# Directive 1
Copy the errors section from "Use the HTTP" down to "details (RFC 7807)", renaming "primary signal" to "main signal".

# Reading text
begin

Errors
Every 4xx and 5xx response carries a JSON body. Three response formats are in use across the API; the format you'll get is fully determined by the kind of error, not by which endpoint you called. They are:
- Problem details —
application/problem+json, RFC 7807. Used for cross-cutting failures: rate-limit, idempotency, missing or invalid token, missing scope, unknown public route. - Standard errors —
application/json,{ errors: [...], request_id }. Used for resource-level and validation failures from specific endpoints. - OAuth errors —
application/json, RFC 6749 §5.2{ error, error_description }. Used only byPOST /oauth/tokenandPOST /oauth/revokefor compatibility with standard OAuth 2.0 client libraries.
Use the HTTP status code as your primary signal; the body adds context. Always read X-Request-Id from response headers — it identifies the call across our logs regardless of which body format you got back.
1. Problem details (RFC 7807)
HTTP/1.1 429 Too Many Requests
Content-Type: application/problem+json
Retry-After: 42
X-Request-Id: 550e8400-e29b-41d4-a716-446655440000
{
"type": "https://developer.risepeople.com/errors/rate-limit-exceeded",
"title": "Too Many Requests",
"status": 429,
"detail": "Rate limit exceeded. Try again in 42 seconds.",
"instance": "/v1/employees"

end

# Entries supplied
begin

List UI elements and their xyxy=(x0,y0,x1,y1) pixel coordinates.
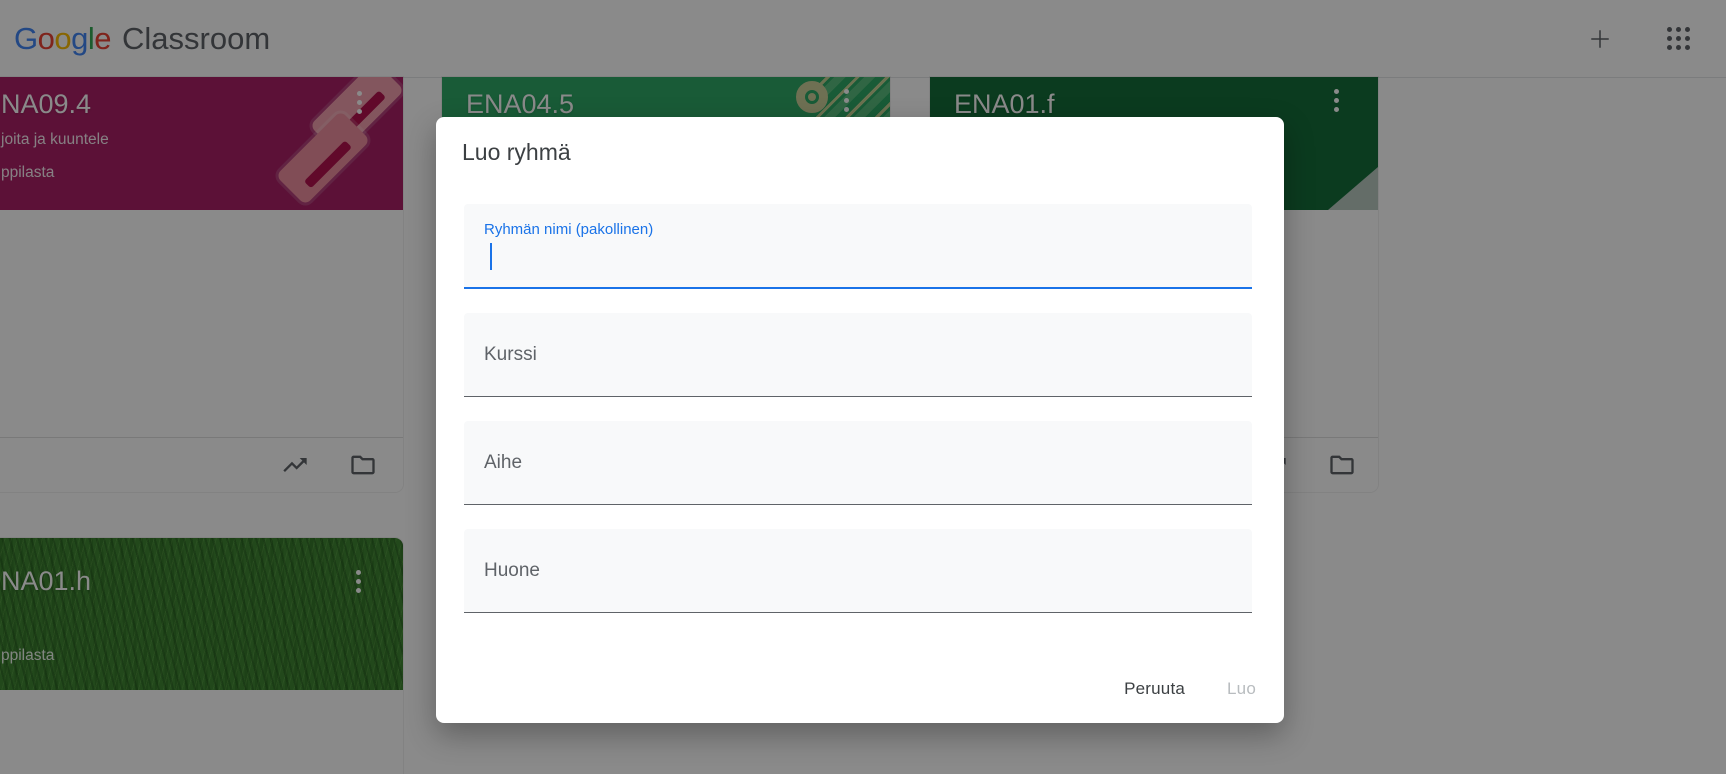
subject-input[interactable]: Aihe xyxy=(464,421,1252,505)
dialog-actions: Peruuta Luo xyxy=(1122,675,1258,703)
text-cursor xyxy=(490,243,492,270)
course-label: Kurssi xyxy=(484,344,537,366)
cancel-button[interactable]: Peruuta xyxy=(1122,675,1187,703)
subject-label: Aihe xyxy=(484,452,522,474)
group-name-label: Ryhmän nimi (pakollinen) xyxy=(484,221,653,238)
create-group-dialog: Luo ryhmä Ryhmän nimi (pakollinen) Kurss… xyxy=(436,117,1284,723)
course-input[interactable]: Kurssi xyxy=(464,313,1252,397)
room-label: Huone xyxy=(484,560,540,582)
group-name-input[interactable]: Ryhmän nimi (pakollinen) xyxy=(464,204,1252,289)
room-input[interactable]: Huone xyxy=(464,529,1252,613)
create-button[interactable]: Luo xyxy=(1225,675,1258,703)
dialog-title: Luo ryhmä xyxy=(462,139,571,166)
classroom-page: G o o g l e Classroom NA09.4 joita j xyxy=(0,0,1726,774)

end

# Directive 2
Repeat the rows from the line containing "subject-input[interactable]: Aihe xyxy=(464,421,1252,505)" down to the line containing "create-button[interactable]: Luo xyxy=(1225,675,1258,703)", including both of those lines.

# Correct response 1
Use the HTTP status code as your main signal; the body adds context. Always read X-Request-Id from response headers — it identifies the call across our logs regardless of which body format you got back.
1. Problem details (RFC 7807)

# Correct response 2
subject-input[interactable]: Aihe xyxy=(464,421,1252,505)
dialog-actions: Peruuta Luo xyxy=(1122,675,1258,703)
text-cursor xyxy=(490,243,492,270)
course-label: Kurssi xyxy=(484,344,537,366)
cancel-button[interactable]: Peruuta xyxy=(1122,675,1187,703)
subject-label: Aihe xyxy=(484,452,522,474)
group-name-label: Ryhmän nimi (pakollinen) xyxy=(484,221,653,238)
create-group-dialog: Luo ryhmä Ryhmän nimi (pakollinen) Kurss… xyxy=(436,117,1284,723)
course-input[interactable]: Kurssi xyxy=(464,313,1252,397)
room-label: Huone xyxy=(484,560,540,582)
group-name-input[interactable]: Ryhmän nimi (pakollinen) xyxy=(464,204,1252,289)
room-input[interactable]: Huone xyxy=(464,529,1252,613)
create-button[interactable]: Luo xyxy=(1225,675,1258,703)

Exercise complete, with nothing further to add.